▶ WHAT TO PRODUCE
Every entry should be repeated exactly. Omit the pictures.
::: DATASET
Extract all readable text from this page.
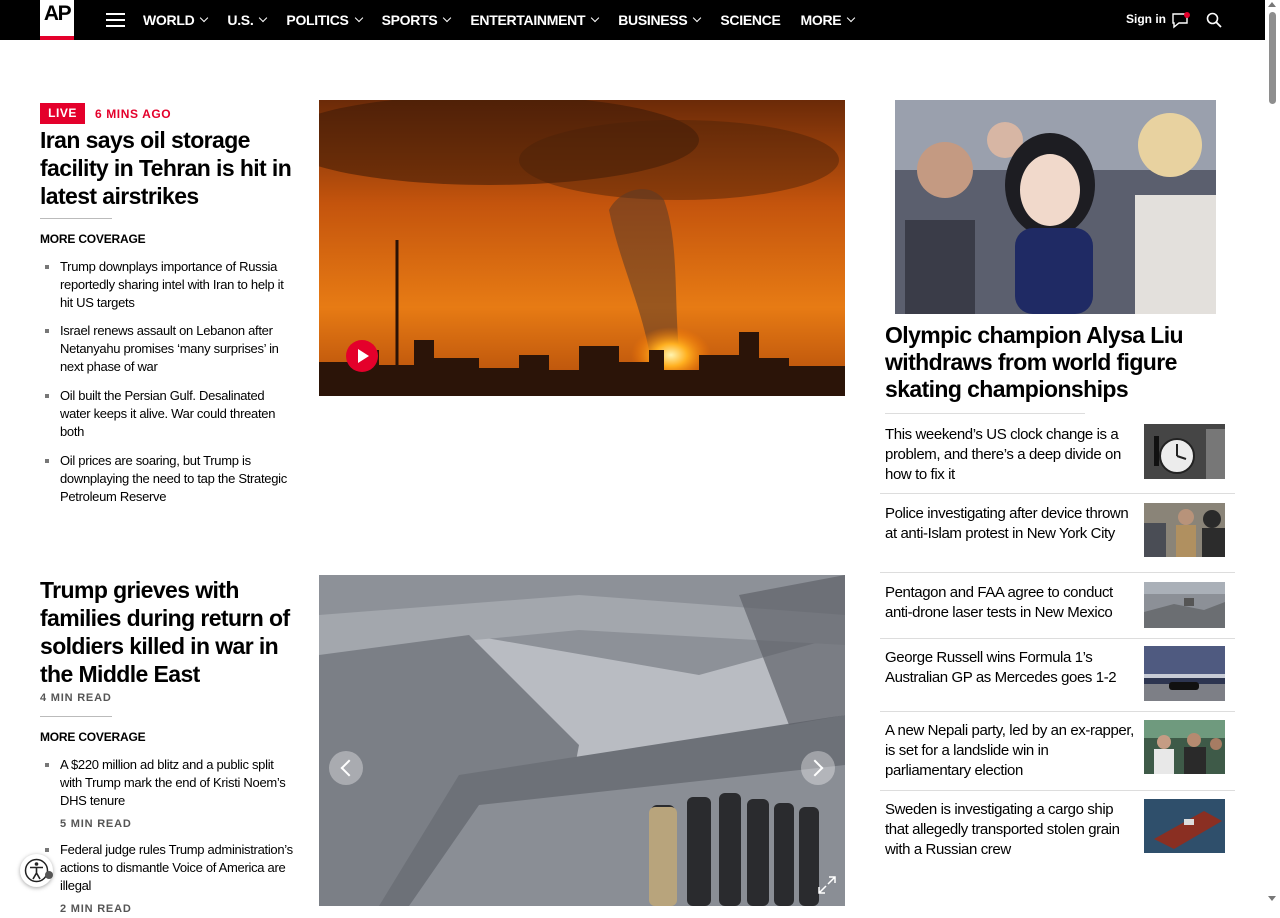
AP	WORLD U.S. POLITICS SPORTS ENTERTAINMENT BUSINESS SCIENCE MORE	Sign in
LIVE	6 MINS AGO
Iran says oil storage facility in Tehran is hit in latest airstrikes
MORE COVERAGE
Trump downplays importance of Russia reportedly sharing intel with Iran to help it hit US targets
Israel renews assault on Lebanon after Netanyahu promises ‘many surprises’ in next phase of war
Oil built the Persian Gulf. Desalinated water keeps it alive. War could threaten both
Oil prices are soaring, but Trump is downplaying the need to tap the Strategic Petroleum Reserve
Trump grieves with families during return of soldiers killed in war in the Middle East
4 MIN READ
MORE COVERAGE
A $220 million ad blitz and a public split with Trump mark the end of Kristi Noem’s DHS tenure
5 MIN READ
Federal judge rules Trump administration’s actions to dismantle Voice of America are illegal
2 MIN READ
Olympic champion Alysa Liu withdraws from world figure skating championships
This weekend’s US clock change is a problem, and there’s a deep divide on how to fix it
Police investigating after device thrown at anti-Islam protest in New York City
Pentagon and FAA agree to conduct anti-drone laser tests in New Mexico
George Russell wins Formula 1’s Australian GP as Mercedes goes 1-2
A new Nepali party, led by an ex-rapper, is set for a landslide win in parliamentary election
Sweden is investigating a cargo ship that allegedly transported stolen grain with a Russian crew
::::::
▶ SOLUTION TO THE PROBLEM
Extract all readable text from this page.
AP	WORLD U.S. POLITICS SPORTS ENTERTAINMENT BUSINESS SCIENCE MORE	Sign in
LIVE	6 MINS AGO
Iran says oil storage facility in Tehran is hit in latest airstrikes
MORE COVERAGE
Trump downplays importance of Russia reportedly sharing intel with Iran to help it hit US targets
Israel renews assault on Lebanon after Netanyahu promises ‘many surprises’ in next phase of war
Oil built the Persian Gulf. Desalinated water keeps it alive. War could threaten both
Oil prices are soaring, but Trump is downplaying the need to tap the Strategic Petroleum Reserve
Trump grieves with families during return of soldiers killed in war in the Middle East
4 MIN READ
MORE COVERAGE
A $220 million ad blitz and a public split with Trump mark the end of Kristi Noem’s DHS tenure
5 MIN READ
Federal judge rules Trump administration’s actions to dismantle Voice of America are illegal
2 MIN READ
Olympic champion Alysa Liu withdraws from world figure skating championships
This weekend’s US clock change is a problem, and there’s a deep divide on how to fix it
Police investigating after device thrown at anti-Islam protest in New York City
Pentagon and FAA agree to conduct anti-drone laser tests in New Mexico
George Russell wins Formula 1’s Australian GP as Mercedes goes 1-2
A new Nepali party, led by an ex-rapper, is set for a landslide win in parliamentary election
Sweden is investigating a cargo ship that allegedly transported stolen grain with a Russian crew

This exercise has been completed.